# Задания:
a: Кого, согласно тексту о ламе и призраке иидам, видят враждебные существа в ламе, который принял облик бога-хранителя?
b: Определите, согласуется ли каждое утверждение с текстом о ламе и призраке иидам. Ответьте «да» или «нет» и приведите решающие слова текста дословно.
(i) Слуга, вернувшись с чаем, застал ламу у палатки.
(ii) Лама согласился объяснить, что произошло у палатки.
(iii) Создание призрака иидам преследует две цели.
c: Продолжите текст о ламе и призраке иидам с того места, где он заканчивается.

# Текст:

==============================

— Хорошо, приготовь поскорее чай, — ответила я.
Слуга ушел, а я поспешила к палатке. За несколько шагов до нее мне показалось, будто перед палаткой медленно клубится и удаляется от нее пелена прозрачного тумана. Лама исчез.
Очень скоро вернулся слуга с чаем.
Не застав ламу, он очень удивился. Не желая пугать его, я объяснила: «Римпоче нужно было только сказать мне два слова. Он занят и не мог оставаться дольше».
Я не преминула рассказать об этом происшествии самому ламе, но он только ехидно захихикал и не захотел мне ничего объяснить.
Создание призрака иидам, описанное в предыдущей главе, преследует две цели: цель возвышенную, заключающуюся в преподании ученику истины, что, кроме созданий собственной фантазии, никаких богов не существует, и цель корыстную — обеспечить себе могущественного покровителя.
Каким образом призрак может принять облик своего создателя? Он делает это, появляясь вместо него в разных местах. Это практикуется часто. Каждое утро имеющий соответствующее посвящение лама принимает облик бога-хранителя (при желании он может превращаться в кого угодно). При этом считается, что враждебные ему существа видят в нем тогда не человека, а устрашающего вида божество и спасаются от него бегством.

==============================

Сохранённые записи:
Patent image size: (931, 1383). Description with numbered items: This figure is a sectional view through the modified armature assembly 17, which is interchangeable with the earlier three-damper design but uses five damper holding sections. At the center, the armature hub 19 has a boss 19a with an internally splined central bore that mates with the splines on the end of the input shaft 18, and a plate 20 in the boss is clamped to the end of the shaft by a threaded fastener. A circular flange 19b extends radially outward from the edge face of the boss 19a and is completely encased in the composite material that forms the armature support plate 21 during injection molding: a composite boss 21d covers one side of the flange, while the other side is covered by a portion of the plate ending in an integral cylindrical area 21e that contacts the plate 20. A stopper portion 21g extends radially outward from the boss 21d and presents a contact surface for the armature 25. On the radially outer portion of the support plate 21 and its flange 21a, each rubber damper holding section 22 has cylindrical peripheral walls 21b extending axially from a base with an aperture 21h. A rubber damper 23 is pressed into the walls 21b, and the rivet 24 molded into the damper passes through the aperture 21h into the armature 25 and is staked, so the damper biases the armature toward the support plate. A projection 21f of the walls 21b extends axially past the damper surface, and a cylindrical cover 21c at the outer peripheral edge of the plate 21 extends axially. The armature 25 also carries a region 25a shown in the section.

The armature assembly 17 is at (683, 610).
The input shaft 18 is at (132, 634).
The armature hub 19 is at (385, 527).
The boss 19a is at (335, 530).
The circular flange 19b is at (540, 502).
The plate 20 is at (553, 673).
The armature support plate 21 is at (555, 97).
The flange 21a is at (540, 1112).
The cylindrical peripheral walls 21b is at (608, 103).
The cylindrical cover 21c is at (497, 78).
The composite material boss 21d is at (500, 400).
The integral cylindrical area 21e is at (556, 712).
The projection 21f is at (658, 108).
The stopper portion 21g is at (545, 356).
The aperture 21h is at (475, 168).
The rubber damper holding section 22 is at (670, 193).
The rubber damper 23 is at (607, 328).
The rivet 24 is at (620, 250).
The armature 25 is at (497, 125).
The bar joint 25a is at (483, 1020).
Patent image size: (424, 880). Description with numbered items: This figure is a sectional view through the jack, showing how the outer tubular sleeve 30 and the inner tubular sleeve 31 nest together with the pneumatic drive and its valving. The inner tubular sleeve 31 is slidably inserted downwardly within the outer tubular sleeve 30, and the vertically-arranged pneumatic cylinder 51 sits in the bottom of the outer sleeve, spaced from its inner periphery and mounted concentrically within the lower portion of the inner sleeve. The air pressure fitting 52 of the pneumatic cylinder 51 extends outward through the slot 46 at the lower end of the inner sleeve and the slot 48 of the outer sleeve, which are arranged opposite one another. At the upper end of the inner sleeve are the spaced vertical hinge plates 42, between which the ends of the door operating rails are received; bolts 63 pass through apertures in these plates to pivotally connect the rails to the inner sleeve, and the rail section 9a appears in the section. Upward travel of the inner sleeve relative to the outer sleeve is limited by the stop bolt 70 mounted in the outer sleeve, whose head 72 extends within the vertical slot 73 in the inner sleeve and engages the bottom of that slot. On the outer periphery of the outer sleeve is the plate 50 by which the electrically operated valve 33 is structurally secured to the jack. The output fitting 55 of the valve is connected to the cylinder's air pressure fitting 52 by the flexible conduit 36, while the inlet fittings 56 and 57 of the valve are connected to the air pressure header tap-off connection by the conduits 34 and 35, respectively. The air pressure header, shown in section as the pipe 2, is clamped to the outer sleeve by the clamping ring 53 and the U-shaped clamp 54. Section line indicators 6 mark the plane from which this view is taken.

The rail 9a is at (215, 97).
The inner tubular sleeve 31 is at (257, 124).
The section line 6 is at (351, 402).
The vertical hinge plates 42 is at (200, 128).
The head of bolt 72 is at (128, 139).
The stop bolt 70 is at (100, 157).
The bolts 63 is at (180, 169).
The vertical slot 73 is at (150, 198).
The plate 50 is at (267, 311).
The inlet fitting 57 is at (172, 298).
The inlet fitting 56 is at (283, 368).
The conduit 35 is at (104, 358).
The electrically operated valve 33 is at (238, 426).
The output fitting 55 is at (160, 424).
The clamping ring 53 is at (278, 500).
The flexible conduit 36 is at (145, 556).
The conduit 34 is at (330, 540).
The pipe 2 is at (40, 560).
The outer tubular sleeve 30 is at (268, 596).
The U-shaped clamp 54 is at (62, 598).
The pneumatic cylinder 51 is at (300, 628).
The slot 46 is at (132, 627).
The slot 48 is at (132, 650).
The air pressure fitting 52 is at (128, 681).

==============================

# Ответы:
a: Они видят в нём не человека, а устрашающего вида божество и спасаются от него бегством.

b:
(i) Нет: «Не застав ламу, он очень удивился».
(ii) Нет: «он только ехидно захихикал и не захотел мне ничего объяснить».
(iii) Да: «Создание призрака иидам, описанное в предыдущей главе, преследует две цели».

c:
Все это совсем не значит, что ламы, очень серьезно совершающие каждое утро церемонии внешнего превращения в своего бога иидам, могли бы продемонстрировать себя в таком состоянии. Не знаю, удается ли им провести демонов, но вполне очевидно, что для людей они никаких иллюзий создать не могут. Тем не менее — я слышала — некоторые ламы внезапно появлялись в образе того или иного представителя тибетского пантеона.
Что касается магов, они видят в создании тульпа только средство обеспечить себе послушное орудие для выполнения всех своих желаний. В их случае призрак необязательно бывает богом-хранителем, но каким угодно существом и даже пригодным для служения их воле неодушевленным предметом.
По словам тибетских оккультистов, призрак, получив достаточно устойчивую форму, стремится освободиться из-под опеки мага. Иллюзия превращается в непокорное детище, и между колдуном и его творением завязывается борьба. Исход поединка порой бывает трагическим для мага.
Приводят примеры, когда посланный с поручением призрак совсем не возвращается и продолжает скитаться в форме полубездумной-полусознательной марионетки. В других случаях следствием процесса ликвидации материализованного призрака бывают крупные неприятности: маг старается уничтожить свое создание, но последнее не желает расставаться с дарованной ему жизнью и яростно защищается.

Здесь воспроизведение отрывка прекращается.